Text content records for pages
***
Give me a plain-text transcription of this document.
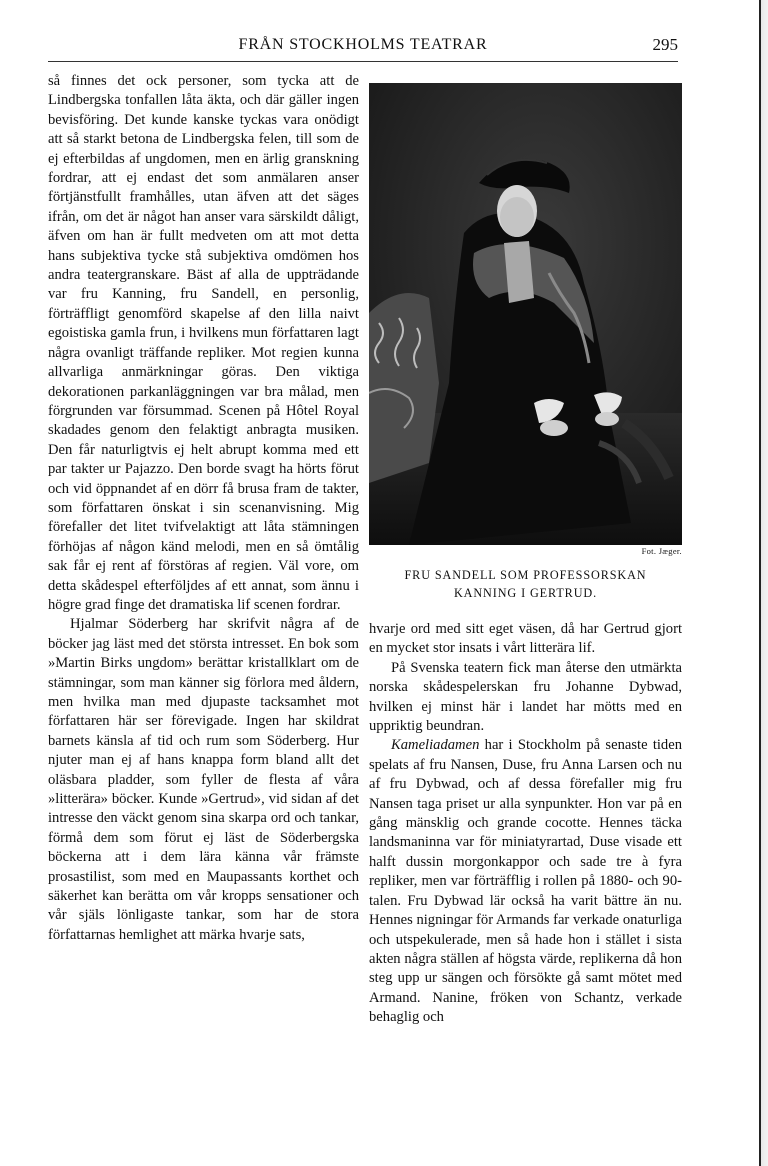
FRÅN STOCKHOLMS TEATRAR	295

så finnes det ock personer, som tycka att de Lindbergska tonfallen låta äkta, och där gäller ingen bevisföring. Det kunde kanske tyckas vara onödigt att så starkt betona de Lindbergska felen, till som de ej efterbildas af ungdomen, men en ärlig granskning fordrar, att ej endast det som anmälaren anser förtjänstfullt framhålles, utan äfven att det säges ifrån, om det är något han anser vara särskildt dåligt, äfven om han är fullt medveten om att mot detta hans subjektiva tycke stå subjektiva omdömen hos andra teatergranskare. Bäst af alla de uppträdande var fru Kanning, fru Sandell, en personlig, förträffligt genomförd skapelse af den lilla naivt egoistiska gamla frun, i hvilkens mun författaren lagt några ovanligt träffande repliker. Mot regien kunna allvarliga anmärkningar göras. Den viktiga dekorationen parkanläggningen var bra målad, men förgrunden var försummad. Scenen på Hôtel Royal skadades genom den felaktigt anbragta musiken. Den får naturligtvis ej helt abrupt komma med ett par takter ur Pajazzo. Den borde svagt ha hörts förut och vid öppnandet af en dörr få brusa fram de takter, som författaren önskat i sin scenanvisning. Mig förefaller det litet tvifvelaktigt att låta stämningen förhöjas af någon känd melodi, men en så ömtålig sak får ej rent af förstöras af regien. Väl vore, om detta skådespel efterföljdes af ett annat, som ännu i högre grad finge det dramatiska lif scenen fordrar.

Hjalmar Söderberg har skrifvit några af de böcker jag läst med det största intresset. En bok som »Martin Birks ungdom» berättar kristallklart om de stämningar, som man känner sig förlora med åldern, men hvilka man med djupaste tacksamhet mot författaren här ser förevigade. Ingen har skildrat barnets känsla af tid och rum som Söderberg. Hur njuter man ej af hans knappa form bland allt det oläsbara pladder, som fyller de flesta af våra »litterära» böcker. Kunde »Gertrud», vid sidan af det intresse den väckt genom sina skarpa ord och tankar, förmå dem som förut ej läst de Söderbergska böckerna att i dem lära känna vår främste prosastilist, som med en Maupassants korthet och säkerhet kan berätta om vår kropps sensationer och vår själs lönligaste tankar, som har de stora författarnas hemlighet att märka hvarje sats,

Fot. Jæger.
FRU SANDELL SOM PROFESSORSKAN
KANNING I GERTRUD.

hvarje ord med sitt eget väsen, då har Gertrud gjort en mycket stor insats i vårt litterära lif.

På Svenska teatern fick man återse den utmärkta norska skådespelerskan fru Johanne Dybwad, hvilken ej minst här i landet har mötts med en uppriktig beundran.

Kameliadamen har i Stockholm på senaste tiden spelats af fru Nansen, Duse, fru Anna Larsen och nu af fru Dybwad, och af dessa förefaller mig fru Nansen taga priset ur alla synpunkter. Hon var på en gång mänsklig och grande cocotte. Hennes täcka landsmaninna var för miniatyrartad, Duse visade ett halft dussin morgonkappor och sade tre à fyra repliker, men var förträfflig i rollen på 1880- och 90-talen. Fru Dybwad lär också ha varit bättre än nu. Hennes nigningar för Armands far verkade onaturliga och utspekulerade, men så hade hon i stället i sista akten några ställen af högsta värde, replikerna då hon steg upp ur sängen och försökte gå samt mötet med Armand. Nanine, fröken von Schantz, verkade behaglig och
***
Assignment —
From the records above, copy each line that contains the word "Dybwad".

Reply —
På Svenska teatern fick man återse den utmärkta norska skådespelerskan fru Johanne Dybwad, hvilken ej minst här i landet har mötts med en uppriktig beundran.
Kameliadamen har i Stockholm på senaste tiden spelats af fru Nansen, Duse, fru Anna Larsen och nu af fru Dybwad, och af dessa förefaller mig fru Nansen taga priset ur alla synpunkter. Hon var på en gång mänsklig och grande cocotte. Hennes täcka landsmaninna var för miniatyrartad, Duse visade ett halft dussin morgonkappor och sade tre à fyra repliker, men var förträfflig i rollen på 1880- och 90-talen. Fru Dybwad lär också ha varit bättre än nu. Hennes nigningar för Armands far verkade onaturliga och utspekulerade, men så hade hon i stället i sista akten några ställen af högsta värde, replikerna då hon steg upp ur sängen och försökte gå samt mötet med Armand. Nanine, fröken von Schantz, verkade behaglig och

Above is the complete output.